▶ **STATED GOAL**:
Transcribe the data in full and exactly, omitting any pictures.

>> START SUPPLIED MATERIAL

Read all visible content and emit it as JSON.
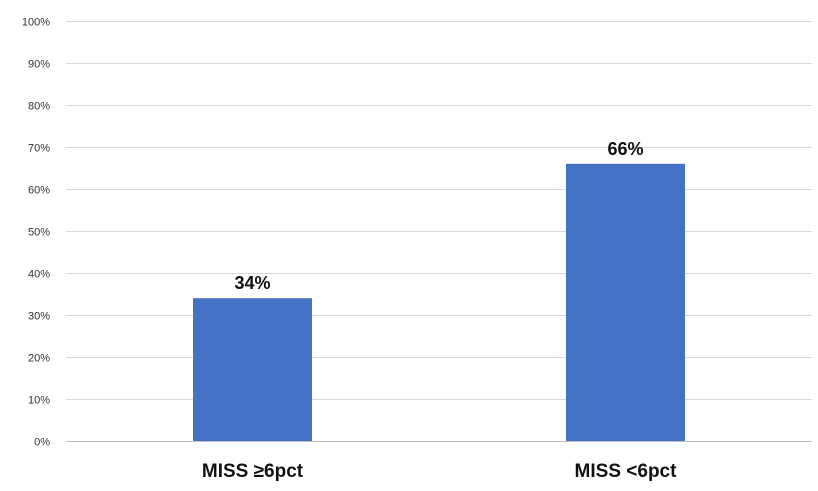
{
  "chart_data": {
    "type": "bar",
    "categories": [
      "MISS ≥6pct",
      "MISS <6pct"
    ],
    "values": [
      34,
      66
    ],
    "data_labels": [
      "34%",
      "66%"
    ],
    "title": "",
    "xlabel": "",
    "ylabel": "",
    "ylim": [
      0,
      100
    ],
    "y_ticks": [
      0,
      10,
      20,
      30,
      40,
      50,
      60,
      70,
      80,
      90,
      100
    ],
    "y_tick_labels": [
      "0%",
      "10%",
      "20%",
      "30%",
      "40%",
      "50%",
      "60%",
      "70%",
      "80%",
      "90%",
      "100%"
    ],
    "grid": true,
    "legend": "none",
    "bar_color": "#4472c4"
  }
}
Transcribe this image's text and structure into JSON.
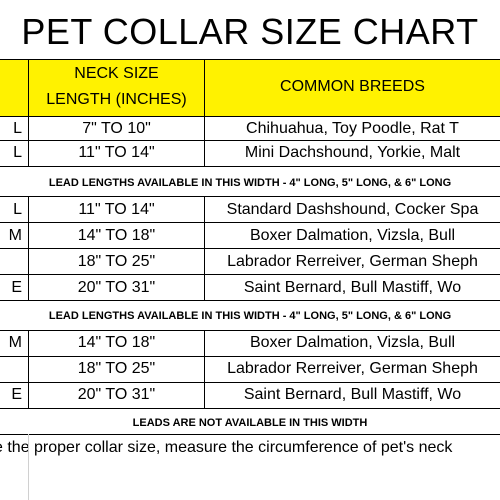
{
  "title": "PET COLLAR SIZE CHART",
  "header": {
    "neck_line1": "NECK SIZE",
    "neck_line2": "LENGTH (INCHES)",
    "breeds": "COMMON BREEDS"
  },
  "colors": {
    "header_band": "#fff200"
  },
  "group1": [
    {
      "size": "L",
      "neck": "7\" TO 10\"",
      "breeds": "Chihuahua, Toy Poodle, Rat T"
    },
    {
      "size": "L",
      "neck": "11\" TO 14\"",
      "breeds": "Mini Dachshound, Yorkie, Malt"
    }
  ],
  "band1": "LEAD LENGTHS AVAILABLE IN THIS WIDTH - 4\" LONG, 5\" LONG, & 6\" LONG",
  "group2": [
    {
      "size": "L",
      "neck": "11\" TO 14\"",
      "breeds": "Standard Dashshound, Cocker Spa"
    },
    {
      "size": "M",
      "neck": "14\" TO 18\"",
      "breeds": "Boxer Dalmation, Vizsla, Bull"
    },
    {
      "size": "",
      "neck": "18\" TO 25\"",
      "breeds": "Labrador Rerreiver, German Sheph"
    },
    {
      "size": "E",
      "neck": "20\" TO 31\"",
      "breeds": "Saint Bernard, Bull Mastiff, Wo"
    }
  ],
  "band2": "LEAD LENGTHS AVAILABLE IN THIS WIDTH  - 4\" LONG, 5\" LONG, & 6\" LONG",
  "group3": [
    {
      "size": "M",
      "neck": "14\" TO 18\"",
      "breeds": "Boxer Dalmation, Vizsla, Bull"
    },
    {
      "size": "",
      "neck": "18\" TO 25\"",
      "breeds": "Labrador Rerreiver, German Sheph"
    },
    {
      "size": "E",
      "neck": "20\" TO 31\"",
      "breeds": "Saint Bernard, Bull Mastiff, Wo"
    }
  ],
  "band3": "LEADS ARE NOT AVAILABLE IN THIS WIDTH",
  "note": "e the proper collar size, measure the circumference of pet's neck"
}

>> END SUPPLIED MATERIAL

▶ **TASK SOLUTION**:
Read all visible content and emit it as JSON.
{
  "chart_data": {
    "type": "bar",
    "categories": [
      "MISS ≥6pct",
      "MISS <6pct"
    ],
    "values": [
      34,
      66
    ],
    "data_labels": [
      "34%",
      "66%"
    ],
    "title": "",
    "xlabel": "",
    "ylabel": "",
    "ylim": [
      0,
      100
    ],
    "y_ticks": [
      0,
      10,
      20,
      30,
      40,
      50,
      60,
      70,
      80,
      90,
      100
    ],
    "y_tick_labels": [
      "0%",
      "10%",
      "20%",
      "30%",
      "40%",
      "50%",
      "60%",
      "70%",
      "80%",
      "90%",
      "100%"
    ],
    "grid": true,
    "legend": "none",
    "bar_color": "#4472c4"
  }
}
Transcribe this image's text and structure into JSON.
{
  "title": "PET COLLAR SIZE CHART",
  "header": {
    "neck_line1": "NECK SIZE",
    "neck_line2": "LENGTH (INCHES)",
    "breeds": "COMMON BREEDS"
  },
  "colors": {
    "header_band": "#fff200"
  },
  "group1": [
    {
      "size": "L",
      "neck": "7\" TO 10\"",
      "breeds": "Chihuahua, Toy Poodle, Rat T"
    },
    {
      "size": "L",
      "neck": "11\" TO 14\"",
      "breeds": "Mini Dachshound, Yorkie, Malt"
    }
  ],
  "band1": "LEAD LENGTHS AVAILABLE IN THIS WIDTH - 4\" LONG, 5\" LONG, & 6\" LONG",
  "group2": [
    {
      "size": "L",
      "neck": "11\" TO 14\"",
      "breeds": "Standard Dashshound, Cocker Spa"
    },
    {
      "size": "M",
      "neck": "14\" TO 18\"",
      "breeds": "Boxer Dalmation, Vizsla, Bull"
    },
    {
      "size": "",
      "neck": "18\" TO 25\"",
      "breeds": "Labrador Rerreiver, German Sheph"
    },
    {
      "size": "E",
      "neck": "20\" TO 31\"",
      "breeds": "Saint Bernard, Bull Mastiff, Wo"
    }
  ],
  "band2": "LEAD LENGTHS AVAILABLE IN THIS WIDTH  - 4\" LONG, 5\" LONG, & 6\" LONG",
  "group3": [
    {
      "size": "M",
      "neck": "14\" TO 18\"",
      "breeds": "Boxer Dalmation, Vizsla, Bull"
    },
    {
      "size": "",
      "neck": "18\" TO 25\"",
      "breeds": "Labrador Rerreiver, German Sheph"
    },
    {
      "size": "E",
      "neck": "20\" TO 31\"",
      "breeds": "Saint Bernard, Bull Mastiff, Wo"
    }
  ],
  "band3": "LEADS ARE NOT AVAILABLE IN THIS WIDTH",
  "note": "e the proper collar size, measure the circumference of pet's neck"
}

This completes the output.